__Instruction__. Pull out every line of the listing below where "text" appears.

__Data supplied__.
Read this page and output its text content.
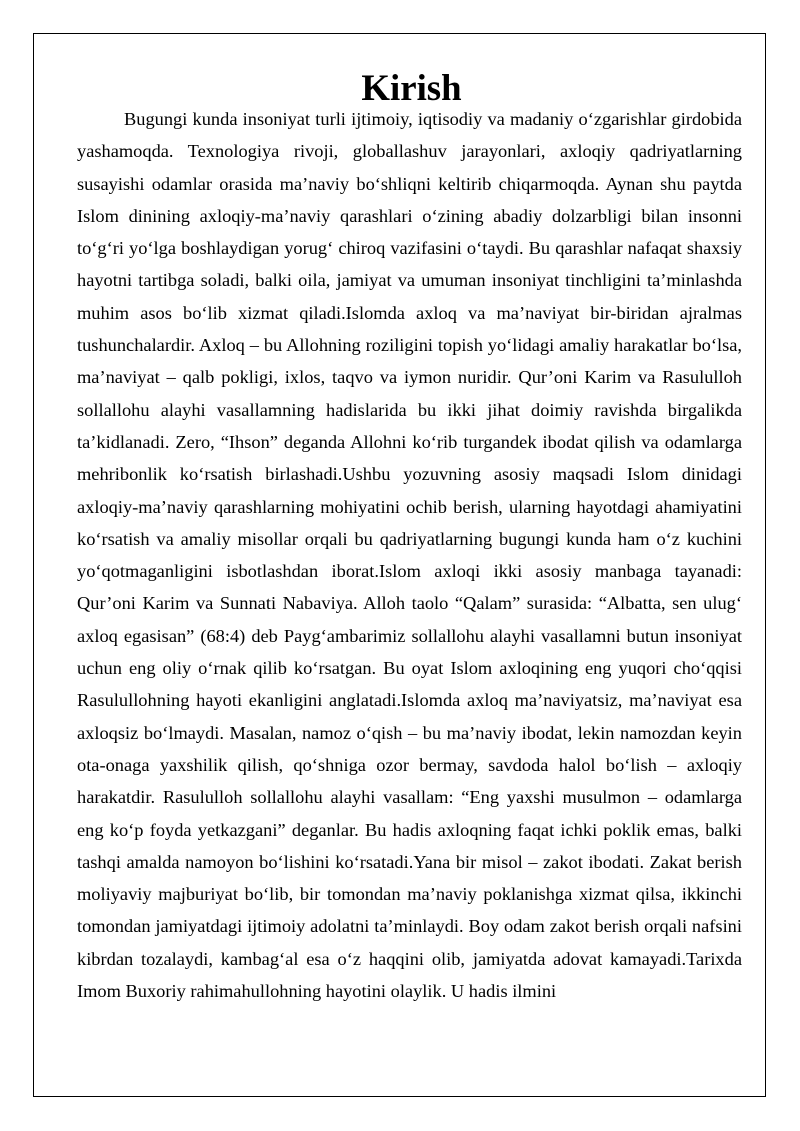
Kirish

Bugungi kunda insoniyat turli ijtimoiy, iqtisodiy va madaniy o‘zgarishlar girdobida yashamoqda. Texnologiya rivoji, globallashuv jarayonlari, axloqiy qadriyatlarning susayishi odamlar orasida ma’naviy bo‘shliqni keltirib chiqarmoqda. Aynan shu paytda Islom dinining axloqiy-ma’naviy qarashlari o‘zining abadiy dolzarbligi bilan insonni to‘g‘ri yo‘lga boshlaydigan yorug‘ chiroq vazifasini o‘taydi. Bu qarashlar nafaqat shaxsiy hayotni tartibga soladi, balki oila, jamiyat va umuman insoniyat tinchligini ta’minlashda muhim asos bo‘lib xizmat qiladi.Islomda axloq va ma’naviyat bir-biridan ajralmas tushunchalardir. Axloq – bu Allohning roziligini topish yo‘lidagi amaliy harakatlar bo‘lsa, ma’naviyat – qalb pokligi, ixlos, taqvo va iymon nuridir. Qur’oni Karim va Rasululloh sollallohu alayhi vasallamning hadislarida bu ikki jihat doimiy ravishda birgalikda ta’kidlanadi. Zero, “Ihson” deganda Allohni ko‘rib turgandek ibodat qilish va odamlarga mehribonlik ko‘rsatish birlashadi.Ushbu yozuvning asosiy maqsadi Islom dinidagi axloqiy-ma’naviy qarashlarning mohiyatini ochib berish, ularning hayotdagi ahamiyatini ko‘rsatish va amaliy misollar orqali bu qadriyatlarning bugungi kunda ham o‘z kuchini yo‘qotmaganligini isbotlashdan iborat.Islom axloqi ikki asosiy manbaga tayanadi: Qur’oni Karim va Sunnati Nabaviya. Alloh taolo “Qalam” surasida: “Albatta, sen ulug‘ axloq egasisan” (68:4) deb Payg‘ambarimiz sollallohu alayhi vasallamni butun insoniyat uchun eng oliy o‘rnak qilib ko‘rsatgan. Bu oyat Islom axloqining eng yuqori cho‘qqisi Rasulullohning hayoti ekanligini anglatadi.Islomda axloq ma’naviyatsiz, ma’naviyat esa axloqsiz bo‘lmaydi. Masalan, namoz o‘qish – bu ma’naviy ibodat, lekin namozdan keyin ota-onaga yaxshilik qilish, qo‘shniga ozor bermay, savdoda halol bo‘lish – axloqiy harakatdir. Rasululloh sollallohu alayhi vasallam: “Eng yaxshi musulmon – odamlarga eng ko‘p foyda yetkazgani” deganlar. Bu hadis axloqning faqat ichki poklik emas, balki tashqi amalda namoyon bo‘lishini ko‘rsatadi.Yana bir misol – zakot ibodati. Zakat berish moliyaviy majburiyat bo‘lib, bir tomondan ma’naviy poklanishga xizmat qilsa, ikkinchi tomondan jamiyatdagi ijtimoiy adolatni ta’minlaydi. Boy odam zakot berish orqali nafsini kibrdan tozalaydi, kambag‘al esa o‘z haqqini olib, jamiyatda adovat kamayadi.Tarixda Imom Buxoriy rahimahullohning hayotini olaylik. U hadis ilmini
---
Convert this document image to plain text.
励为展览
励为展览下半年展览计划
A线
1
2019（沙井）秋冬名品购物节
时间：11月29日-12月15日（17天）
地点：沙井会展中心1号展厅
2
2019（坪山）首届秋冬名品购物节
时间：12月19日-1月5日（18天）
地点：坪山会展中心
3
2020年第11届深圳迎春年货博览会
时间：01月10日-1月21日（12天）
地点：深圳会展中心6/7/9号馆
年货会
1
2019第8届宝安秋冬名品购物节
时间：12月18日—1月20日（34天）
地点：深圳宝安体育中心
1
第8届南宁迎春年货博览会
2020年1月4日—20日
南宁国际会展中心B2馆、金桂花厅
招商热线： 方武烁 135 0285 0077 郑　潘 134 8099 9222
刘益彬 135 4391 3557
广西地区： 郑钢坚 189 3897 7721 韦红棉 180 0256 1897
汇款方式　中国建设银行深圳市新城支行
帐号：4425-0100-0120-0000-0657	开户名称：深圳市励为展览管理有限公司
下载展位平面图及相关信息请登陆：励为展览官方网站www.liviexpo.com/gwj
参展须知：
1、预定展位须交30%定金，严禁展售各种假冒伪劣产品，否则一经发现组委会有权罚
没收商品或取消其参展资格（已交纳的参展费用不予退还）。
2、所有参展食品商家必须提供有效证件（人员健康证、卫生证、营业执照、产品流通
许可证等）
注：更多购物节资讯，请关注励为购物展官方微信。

__Exercise output__.
Read this page and output its text content.
Convert this document image to plain text.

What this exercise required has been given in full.